Written request: Omit the images, then output each of the records below exactly.
:: Supplied data ::
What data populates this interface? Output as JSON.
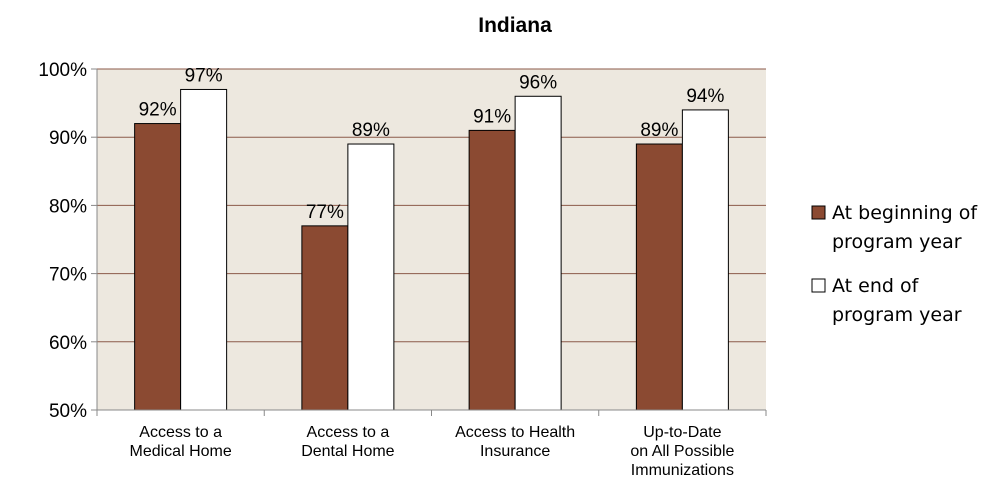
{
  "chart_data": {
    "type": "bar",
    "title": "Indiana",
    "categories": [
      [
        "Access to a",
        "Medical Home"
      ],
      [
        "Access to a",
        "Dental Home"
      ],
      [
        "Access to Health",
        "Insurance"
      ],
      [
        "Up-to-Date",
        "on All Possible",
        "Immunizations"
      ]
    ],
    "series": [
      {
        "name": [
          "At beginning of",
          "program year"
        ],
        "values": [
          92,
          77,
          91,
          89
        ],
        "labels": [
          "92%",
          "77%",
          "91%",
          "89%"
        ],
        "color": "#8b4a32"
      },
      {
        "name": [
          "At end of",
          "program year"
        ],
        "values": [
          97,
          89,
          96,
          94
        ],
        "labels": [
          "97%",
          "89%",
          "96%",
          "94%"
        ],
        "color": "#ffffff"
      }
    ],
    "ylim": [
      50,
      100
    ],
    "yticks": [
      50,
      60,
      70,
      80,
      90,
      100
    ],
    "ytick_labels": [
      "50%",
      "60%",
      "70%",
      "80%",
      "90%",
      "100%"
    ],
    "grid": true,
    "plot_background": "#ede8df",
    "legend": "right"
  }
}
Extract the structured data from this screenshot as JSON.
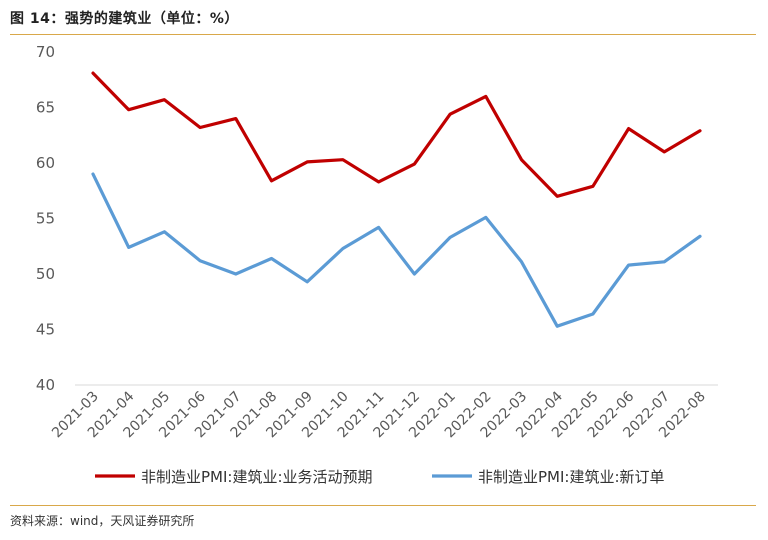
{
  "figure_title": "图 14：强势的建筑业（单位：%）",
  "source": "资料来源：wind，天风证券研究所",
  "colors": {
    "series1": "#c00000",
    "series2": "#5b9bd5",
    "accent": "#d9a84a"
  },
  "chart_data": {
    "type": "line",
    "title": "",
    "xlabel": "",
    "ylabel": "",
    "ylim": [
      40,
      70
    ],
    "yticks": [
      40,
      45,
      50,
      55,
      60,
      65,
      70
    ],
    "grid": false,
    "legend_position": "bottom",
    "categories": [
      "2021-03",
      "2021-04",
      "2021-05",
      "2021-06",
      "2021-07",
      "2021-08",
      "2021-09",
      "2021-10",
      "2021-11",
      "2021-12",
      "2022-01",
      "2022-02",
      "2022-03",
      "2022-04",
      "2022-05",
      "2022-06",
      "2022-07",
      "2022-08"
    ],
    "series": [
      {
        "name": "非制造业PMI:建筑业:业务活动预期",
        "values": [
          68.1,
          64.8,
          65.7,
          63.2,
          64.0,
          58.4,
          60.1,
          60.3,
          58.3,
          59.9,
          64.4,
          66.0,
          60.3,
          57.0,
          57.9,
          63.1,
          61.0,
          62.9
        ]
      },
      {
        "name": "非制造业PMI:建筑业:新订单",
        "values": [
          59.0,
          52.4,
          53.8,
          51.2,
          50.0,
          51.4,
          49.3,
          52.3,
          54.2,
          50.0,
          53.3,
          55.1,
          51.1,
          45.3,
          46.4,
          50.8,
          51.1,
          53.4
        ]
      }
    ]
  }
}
:::
Solution for this exercise:
What data populates this interface? Output as JSON.
{
  "chart_data": {
    "type": "bar",
    "title": "Indiana",
    "categories": [
      [
        "Access to a",
        "Medical Home"
      ],
      [
        "Access to a",
        "Dental Home"
      ],
      [
        "Access to Health",
        "Insurance"
      ],
      [
        "Up-to-Date",
        "on All Possible",
        "Immunizations"
      ]
    ],
    "series": [
      {
        "name": [
          "At beginning of",
          "program year"
        ],
        "values": [
          92,
          77,
          91,
          89
        ],
        "labels": [
          "92%",
          "77%",
          "91%",
          "89%"
        ],
        "color": "#8b4a32"
      },
      {
        "name": [
          "At end of",
          "program year"
        ],
        "values": [
          97,
          89,
          96,
          94
        ],
        "labels": [
          "97%",
          "89%",
          "96%",
          "94%"
        ],
        "color": "#ffffff"
      }
    ],
    "ylim": [
      50,
      100
    ],
    "yticks": [
      50,
      60,
      70,
      80,
      90,
      100
    ],
    "ytick_labels": [
      "50%",
      "60%",
      "70%",
      "80%",
      "90%",
      "100%"
    ],
    "grid": true,
    "plot_background": "#ede8df",
    "legend": "right"
  }
}
Extract the structured data from this screenshot as JSON.
{
  "figure_title": "图 14：强势的建筑业（单位：%）",
  "source": "资料来源：wind，天风证券研究所",
  "colors": {
    "series1": "#c00000",
    "series2": "#5b9bd5",
    "accent": "#d9a84a"
  },
  "chart_data": {
    "type": "line",
    "title": "",
    "xlabel": "",
    "ylabel": "",
    "ylim": [
      40,
      70
    ],
    "yticks": [
      40,
      45,
      50,
      55,
      60,
      65,
      70
    ],
    "grid": false,
    "legend_position": "bottom",
    "categories": [
      "2021-03",
      "2021-04",
      "2021-05",
      "2021-06",
      "2021-07",
      "2021-08",
      "2021-09",
      "2021-10",
      "2021-11",
      "2021-12",
      "2022-01",
      "2022-02",
      "2022-03",
      "2022-04",
      "2022-05",
      "2022-06",
      "2022-07",
      "2022-08"
    ],
    "series": [
      {
        "name": "非制造业PMI:建筑业:业务活动预期",
        "values": [
          68.1,
          64.8,
          65.7,
          63.2,
          64.0,
          58.4,
          60.1,
          60.3,
          58.3,
          59.9,
          64.4,
          66.0,
          60.3,
          57.0,
          57.9,
          63.1,
          61.0,
          62.9
        ]
      },
      {
        "name": "非制造业PMI:建筑业:新订单",
        "values": [
          59.0,
          52.4,
          53.8,
          51.2,
          50.0,
          51.4,
          49.3,
          52.3,
          54.2,
          50.0,
          53.3,
          55.1,
          51.1,
          45.3,
          46.4,
          50.8,
          51.1,
          53.4
        ]
      }
    ]
  }
}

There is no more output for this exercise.